**EXERCISE DIRECTIONS**. Show each line from the listing that includes the word "Face".

[Raw records]
▼
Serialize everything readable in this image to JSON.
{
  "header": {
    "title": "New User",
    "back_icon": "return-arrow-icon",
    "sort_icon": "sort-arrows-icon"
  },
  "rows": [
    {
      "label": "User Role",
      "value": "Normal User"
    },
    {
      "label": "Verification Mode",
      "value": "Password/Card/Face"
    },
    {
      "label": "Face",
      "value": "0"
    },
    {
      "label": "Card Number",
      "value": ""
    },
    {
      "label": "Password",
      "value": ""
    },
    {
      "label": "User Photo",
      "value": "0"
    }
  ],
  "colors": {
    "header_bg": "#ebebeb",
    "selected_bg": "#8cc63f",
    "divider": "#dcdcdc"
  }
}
▲
**TASK RESULT**.
      "value": "Password/Card/Face"
      "label": "Face",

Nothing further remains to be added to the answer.